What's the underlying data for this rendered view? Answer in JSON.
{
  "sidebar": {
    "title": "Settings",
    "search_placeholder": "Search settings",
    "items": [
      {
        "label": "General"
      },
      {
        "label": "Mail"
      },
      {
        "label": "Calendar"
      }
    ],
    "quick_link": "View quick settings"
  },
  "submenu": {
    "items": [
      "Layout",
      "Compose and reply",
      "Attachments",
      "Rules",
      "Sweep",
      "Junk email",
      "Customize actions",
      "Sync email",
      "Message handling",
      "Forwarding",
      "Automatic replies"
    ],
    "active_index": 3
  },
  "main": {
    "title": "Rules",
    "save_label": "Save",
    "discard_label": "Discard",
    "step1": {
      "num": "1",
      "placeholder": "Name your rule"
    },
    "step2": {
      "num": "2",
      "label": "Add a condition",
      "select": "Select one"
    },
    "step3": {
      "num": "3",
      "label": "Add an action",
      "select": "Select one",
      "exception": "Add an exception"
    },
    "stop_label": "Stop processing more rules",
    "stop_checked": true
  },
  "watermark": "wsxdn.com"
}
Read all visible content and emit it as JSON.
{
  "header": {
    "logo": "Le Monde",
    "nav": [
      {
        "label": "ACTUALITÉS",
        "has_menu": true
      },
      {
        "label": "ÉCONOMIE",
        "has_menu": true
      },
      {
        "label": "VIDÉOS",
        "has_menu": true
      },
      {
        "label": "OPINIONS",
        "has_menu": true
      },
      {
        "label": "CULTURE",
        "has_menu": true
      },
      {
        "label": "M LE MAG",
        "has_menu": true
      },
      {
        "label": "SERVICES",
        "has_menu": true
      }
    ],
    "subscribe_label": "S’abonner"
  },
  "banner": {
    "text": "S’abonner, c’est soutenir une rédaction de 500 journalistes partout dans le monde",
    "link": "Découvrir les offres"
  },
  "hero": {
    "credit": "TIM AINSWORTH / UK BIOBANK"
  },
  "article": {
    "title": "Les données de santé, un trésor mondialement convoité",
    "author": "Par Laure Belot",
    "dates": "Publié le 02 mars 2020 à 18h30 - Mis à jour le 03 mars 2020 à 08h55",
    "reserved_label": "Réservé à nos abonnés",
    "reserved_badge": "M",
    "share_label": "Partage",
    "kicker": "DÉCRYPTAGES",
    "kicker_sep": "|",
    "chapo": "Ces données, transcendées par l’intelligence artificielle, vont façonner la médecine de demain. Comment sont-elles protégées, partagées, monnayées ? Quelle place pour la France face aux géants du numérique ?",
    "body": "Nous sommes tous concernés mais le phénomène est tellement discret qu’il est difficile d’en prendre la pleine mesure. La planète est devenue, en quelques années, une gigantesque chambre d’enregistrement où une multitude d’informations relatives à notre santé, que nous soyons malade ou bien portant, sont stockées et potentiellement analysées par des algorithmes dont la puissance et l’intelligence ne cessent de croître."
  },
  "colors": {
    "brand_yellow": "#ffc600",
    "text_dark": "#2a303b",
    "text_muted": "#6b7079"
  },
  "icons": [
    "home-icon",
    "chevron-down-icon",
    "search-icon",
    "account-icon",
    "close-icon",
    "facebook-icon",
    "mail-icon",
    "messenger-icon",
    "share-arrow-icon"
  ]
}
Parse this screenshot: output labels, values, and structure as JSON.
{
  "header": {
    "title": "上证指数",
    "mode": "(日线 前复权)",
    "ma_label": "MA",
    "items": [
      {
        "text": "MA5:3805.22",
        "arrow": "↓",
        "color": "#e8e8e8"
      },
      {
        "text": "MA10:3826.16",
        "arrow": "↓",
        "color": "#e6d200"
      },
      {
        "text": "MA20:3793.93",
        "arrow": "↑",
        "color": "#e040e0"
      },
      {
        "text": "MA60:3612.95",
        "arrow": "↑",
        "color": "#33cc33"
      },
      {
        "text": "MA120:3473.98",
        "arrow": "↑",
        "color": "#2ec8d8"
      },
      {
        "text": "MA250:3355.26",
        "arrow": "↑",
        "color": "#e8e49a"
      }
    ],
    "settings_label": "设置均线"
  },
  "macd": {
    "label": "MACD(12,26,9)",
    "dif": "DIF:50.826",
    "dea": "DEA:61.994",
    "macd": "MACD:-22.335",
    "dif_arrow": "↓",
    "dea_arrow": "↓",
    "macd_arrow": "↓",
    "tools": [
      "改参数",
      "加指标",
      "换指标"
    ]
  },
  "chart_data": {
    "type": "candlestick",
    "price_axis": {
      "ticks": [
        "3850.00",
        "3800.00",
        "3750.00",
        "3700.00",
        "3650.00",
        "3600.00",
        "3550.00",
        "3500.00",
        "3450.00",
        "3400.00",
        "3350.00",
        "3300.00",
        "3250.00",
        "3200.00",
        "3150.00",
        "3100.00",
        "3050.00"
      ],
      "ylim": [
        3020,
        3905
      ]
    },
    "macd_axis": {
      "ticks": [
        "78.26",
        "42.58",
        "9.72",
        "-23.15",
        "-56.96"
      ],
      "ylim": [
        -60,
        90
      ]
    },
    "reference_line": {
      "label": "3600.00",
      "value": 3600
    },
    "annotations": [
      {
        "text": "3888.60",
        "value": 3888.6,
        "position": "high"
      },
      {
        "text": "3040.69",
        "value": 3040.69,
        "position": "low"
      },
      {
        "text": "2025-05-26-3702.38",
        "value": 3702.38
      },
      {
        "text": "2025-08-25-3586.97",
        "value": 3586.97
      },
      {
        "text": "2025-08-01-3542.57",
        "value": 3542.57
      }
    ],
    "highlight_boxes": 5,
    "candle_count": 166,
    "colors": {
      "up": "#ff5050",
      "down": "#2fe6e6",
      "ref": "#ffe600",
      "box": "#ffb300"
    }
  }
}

## Exercise description
Isolate the lines above that contain the word "title" and copy them.

## The answer
    "title": "Settings",
    "title": "Rules",
    "title": "Les données de santé, un trésor mondialement convoité",
    "title": "上证指数",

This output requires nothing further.